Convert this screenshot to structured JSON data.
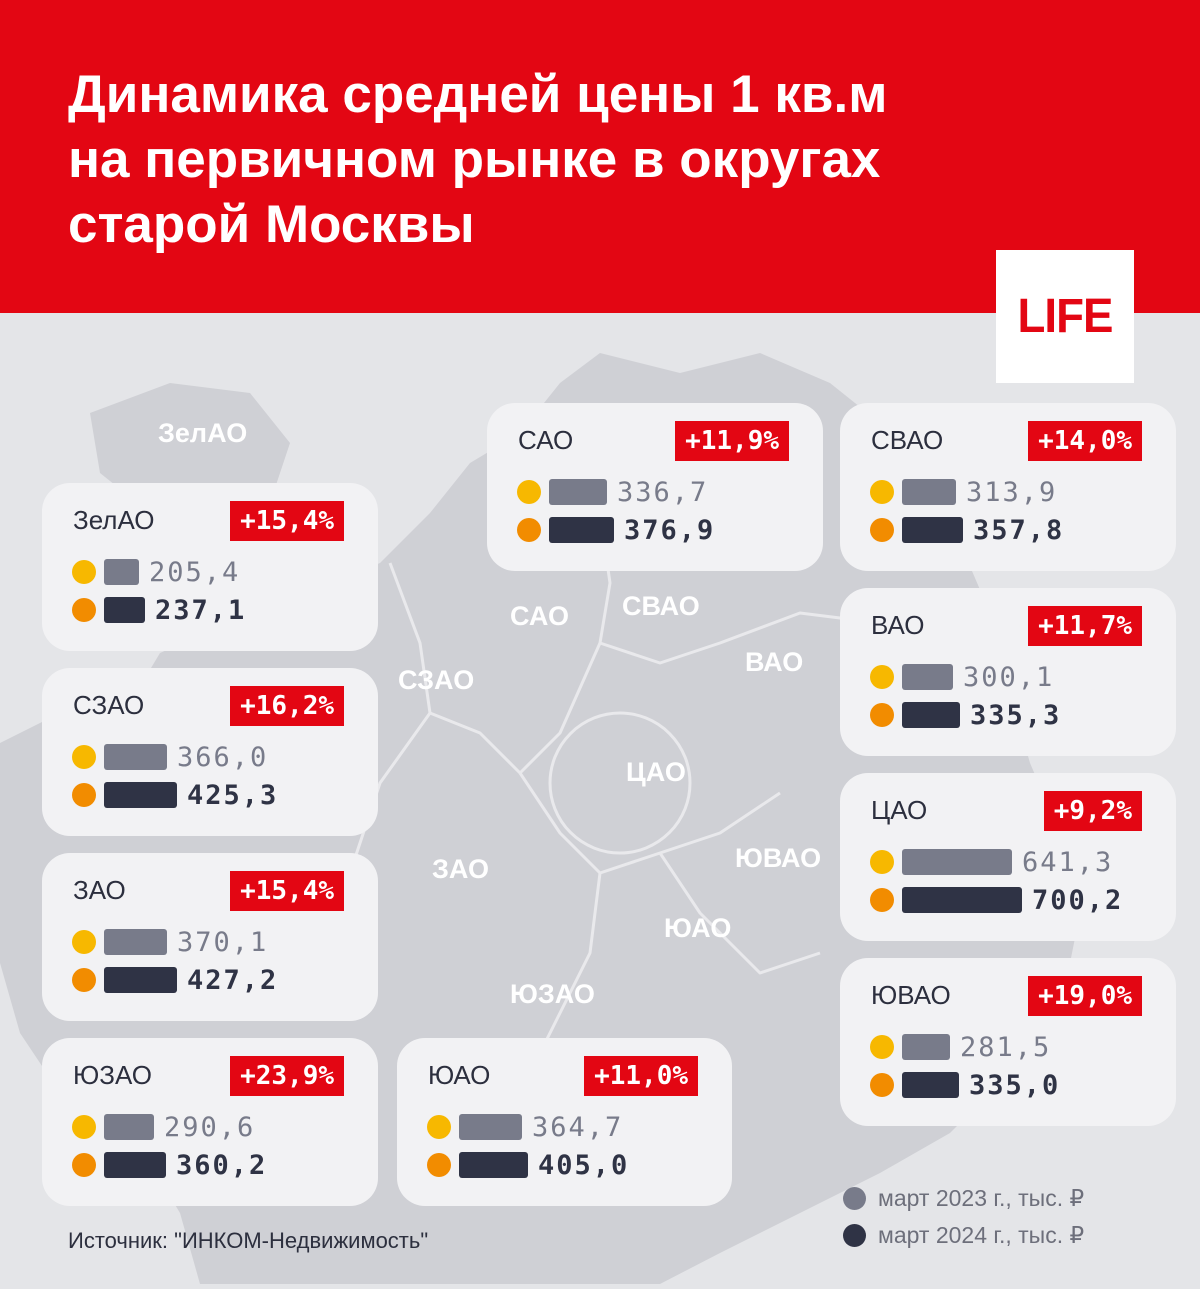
{
  "header": {
    "title": "Динамика средней цены 1 кв.м\nна первичном рынке в округах\nстарой Москвы",
    "logo": "LIFE"
  },
  "colors": {
    "brand_red": "#e30613",
    "bar_2023": "#787b8a",
    "bar_2024": "#2f3345",
    "dot_2023": "#f7b800",
    "dot_2024": "#f28c00"
  },
  "map_labels": [
    "ЗелАО",
    "САО",
    "СВАО",
    "СЗАО",
    "ВАО",
    "ЦАО",
    "ЗАО",
    "ЮВАО",
    "ЮАО",
    "ЮЗАО"
  ],
  "chart_data": {
    "type": "bar",
    "categories": [
      "ЗелАО",
      "СЗАО",
      "ЗАО",
      "ЮЗАО",
      "ЮАО",
      "САО",
      "СВАО",
      "ВАО",
      "ЦАО",
      "ЮВАО"
    ],
    "series": [
      {
        "name": "март 2023 г., тыс. ₽",
        "values": [
          205.4,
          366.0,
          370.1,
          290.6,
          364.7,
          336.7,
          313.9,
          300.1,
          641.3,
          281.5
        ]
      },
      {
        "name": "март 2024 г., тыс. ₽",
        "values": [
          237.1,
          425.3,
          427.2,
          360.2,
          405.0,
          376.9,
          357.8,
          335.3,
          700.2,
          335.0
        ]
      }
    ],
    "cards": [
      {
        "name": "ЗелАО",
        "change": "+15,4%",
        "v2023": "205,4",
        "v2024": "237,1"
      },
      {
        "name": "СЗАО",
        "change": "+16,2%",
        "v2023": "366,0",
        "v2024": "425,3"
      },
      {
        "name": "ЗАО",
        "change": "+15,4%",
        "v2023": "370,1",
        "v2024": "427,2"
      },
      {
        "name": "ЮЗАО",
        "change": "+23,9%",
        "v2023": "290,6",
        "v2024": "360,2"
      },
      {
        "name": "ЮАО",
        "change": "+11,0%",
        "v2023": "364,7",
        "v2024": "405,0"
      },
      {
        "name": "САО",
        "change": "+11,9%",
        "v2023": "336,7",
        "v2024": "376,9"
      },
      {
        "name": "СВАО",
        "change": "+14,0%",
        "v2023": "313,9",
        "v2024": "357,8"
      },
      {
        "name": "ВАО",
        "change": "+11,7%",
        "v2023": "300,1",
        "v2024": "335,3"
      },
      {
        "name": "ЦАО",
        "change": "+9,2%",
        "v2023": "641,3",
        "v2024": "700,2"
      },
      {
        "name": "ЮВАО",
        "change": "+19,0%",
        "v2023": "281,5",
        "v2024": "335,0"
      }
    ]
  },
  "legend": {
    "item_2023": "март 2023 г., тыс. ₽",
    "item_2024": "март 2024 г., тыс. ₽"
  },
  "source": "Источник: \"ИНКОМ-Недвижимость\""
}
****************************************
Output the full set of records above without changing a word, and drop the images.

(Result for this exercise)
Convert this screenshot to structured JSON data.
{
  "header": {
    "title": "Динамика средней цены 1 кв.м\nна первичном рынке в округах\nстарой Москвы",
    "logo": "LIFE"
  },
  "colors": {
    "brand_red": "#e30613",
    "bar_2023": "#787b8a",
    "bar_2024": "#2f3345",
    "dot_2023": "#f7b800",
    "dot_2024": "#f28c00"
  },
  "map_labels": [
    "ЗелАО",
    "САО",
    "СВАО",
    "СЗАО",
    "ВАО",
    "ЦАО",
    "ЗАО",
    "ЮВАО",
    "ЮАО",
    "ЮЗАО"
  ],
  "chart_data": {
    "type": "bar",
    "categories": [
      "ЗелАО",
      "СЗАО",
      "ЗАО",
      "ЮЗАО",
      "ЮАО",
      "САО",
      "СВАО",
      "ВАО",
      "ЦАО",
      "ЮВАО"
    ],
    "series": [
      {
        "name": "март 2023 г., тыс. ₽",
        "values": [
          205.4,
          366.0,
          370.1,
          290.6,
          364.7,
          336.7,
          313.9,
          300.1,
          641.3,
          281.5
        ]
      },
      {
        "name": "март 2024 г., тыс. ₽",
        "values": [
          237.1,
          425.3,
          427.2,
          360.2,
          405.0,
          376.9,
          357.8,
          335.3,
          700.2,
          335.0
        ]
      }
    ],
    "cards": [
      {
        "name": "ЗелАО",
        "change": "+15,4%",
        "v2023": "205,4",
        "v2024": "237,1"
      },
      {
        "name": "СЗАО",
        "change": "+16,2%",
        "v2023": "366,0",
        "v2024": "425,3"
      },
      {
        "name": "ЗАО",
        "change": "+15,4%",
        "v2023": "370,1",
        "v2024": "427,2"
      },
      {
        "name": "ЮЗАО",
        "change": "+23,9%",
        "v2023": "290,6",
        "v2024": "360,2"
      },
      {
        "name": "ЮАО",
        "change": "+11,0%",
        "v2023": "364,7",
        "v2024": "405,0"
      },
      {
        "name": "САО",
        "change": "+11,9%",
        "v2023": "336,7",
        "v2024": "376,9"
      },
      {
        "name": "СВАО",
        "change": "+14,0%",
        "v2023": "313,9",
        "v2024": "357,8"
      },
      {
        "name": "ВАО",
        "change": "+11,7%",
        "v2023": "300,1",
        "v2024": "335,3"
      },
      {
        "name": "ЦАО",
        "change": "+9,2%",
        "v2023": "641,3",
        "v2024": "700,2"
      },
      {
        "name": "ЮВАО",
        "change": "+19,0%",
        "v2023": "281,5",
        "v2024": "335,0"
      }
    ]
  },
  "legend": {
    "item_2023": "март 2023 г., тыс. ₽",
    "item_2024": "март 2024 г., тыс. ₽"
  },
  "source": "Источник: \"ИНКОМ-Недвижимость\""
}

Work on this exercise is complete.